In the listing below, identify each line with the word "Game" and return those lines.
Start of Dataset content
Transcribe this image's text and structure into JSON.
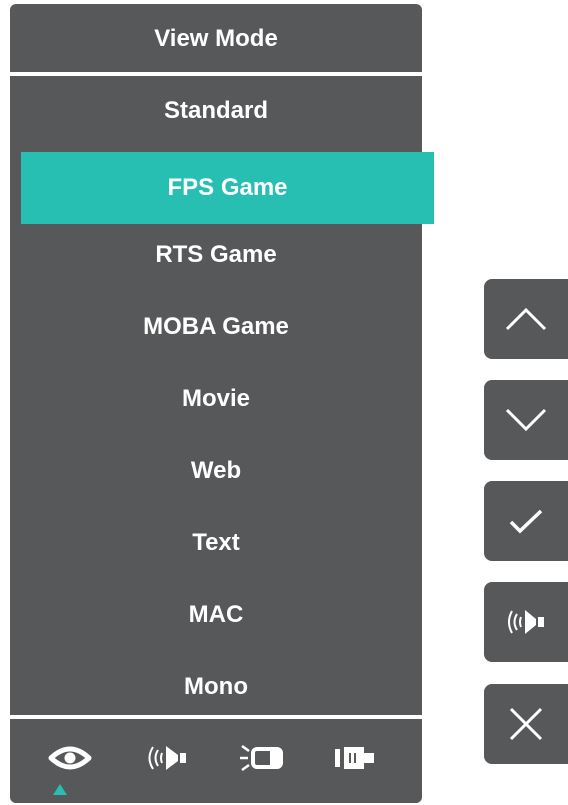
{
  "menu": {
    "title": "View Mode",
    "items": [
      {
        "label": "Standard"
      },
      {
        "label": "FPS Game",
        "selected": true
      },
      {
        "label": "RTS Game"
      },
      {
        "label": "MOBA Game"
      },
      {
        "label": "Movie"
      },
      {
        "label": "Web"
      },
      {
        "label": "Text"
      },
      {
        "label": "MAC"
      },
      {
        "label": "Mono"
      }
    ]
  },
  "tabbar": {
    "icons": [
      "eye-icon",
      "audio-icon",
      "brightness-icon",
      "input-source-icon"
    ],
    "active_index": 0
  },
  "keys": [
    "up-chevron-icon",
    "down-chevron-icon",
    "check-icon",
    "audio-icon",
    "close-icon"
  ],
  "colors": {
    "panel": "#575859",
    "accent": "#26bfb1",
    "text": "#ffffff"
  }
}
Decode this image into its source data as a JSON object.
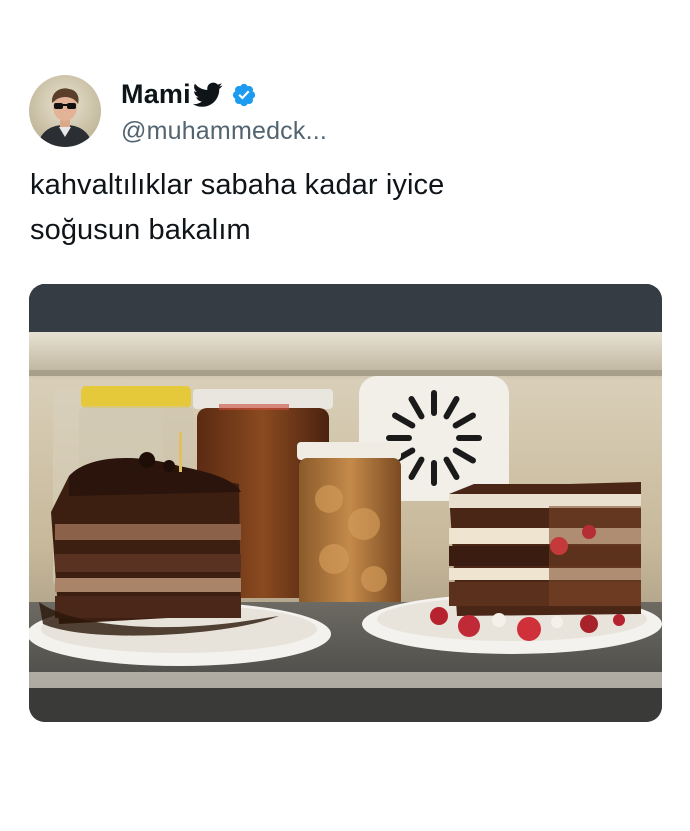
{
  "author": {
    "display_name": "Mami",
    "handle": "@muhammedck...",
    "verified": true,
    "avatar_icon": "user-avatar",
    "badge_icon": "twitter-bird-icon",
    "verified_icon": "verified-badge-icon"
  },
  "tweet": {
    "text_lines": [
      "kahvaltılıklar sabaha kadar iyice",
      "soğusun bakalım"
    ]
  },
  "media": {
    "kind": "photo"
  },
  "colors": {
    "text_primary": "#0f1419",
    "text_secondary": "#536471",
    "verified_blue": "#1d9bf0",
    "background": "#ffffff"
  }
}
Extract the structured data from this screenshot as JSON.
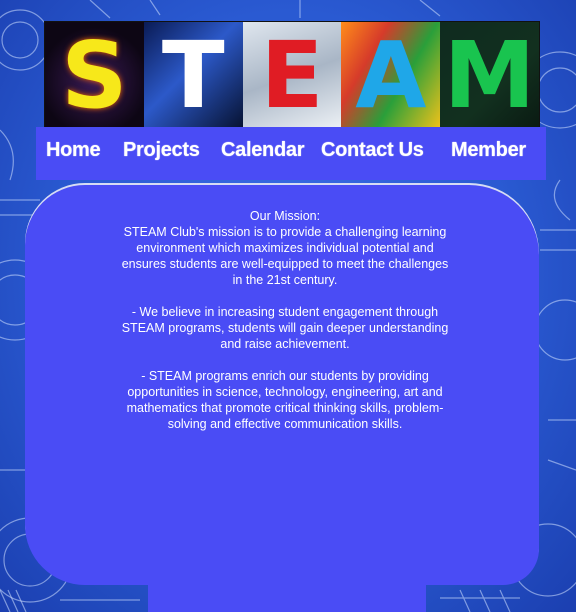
{
  "banner": {
    "letters": [
      "S",
      "T",
      "E",
      "A",
      "M"
    ]
  },
  "nav": {
    "items": [
      "Home",
      "Projects",
      "Calendar",
      "Contact Us",
      "Member"
    ]
  },
  "mission": {
    "title": "Our Mission:",
    "paragraphs": [
      "STEAM Club's mission is to provide a challenging learning environment which maximizes individual potential and ensures students are well-equipped to meet the challenges in the 21st century.",
      "- We believe in increasing student engagement through STEAM programs, students will gain deeper understanding and raise achievement.",
      "- STEAM programs enrich our students by providing opportunities in science, technology, engineering, art and mathematics that promote critical thinking skills, problem-solving and effective communication skills."
    ]
  },
  "colors": {
    "panel": "#4a4cf5",
    "background": "#2a5fd8",
    "text": "#ffffff"
  }
}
End of Dataset content
The output:
        "label": "FPS Game",
        "label": "RTS Game"
        "label": "MOBA Game"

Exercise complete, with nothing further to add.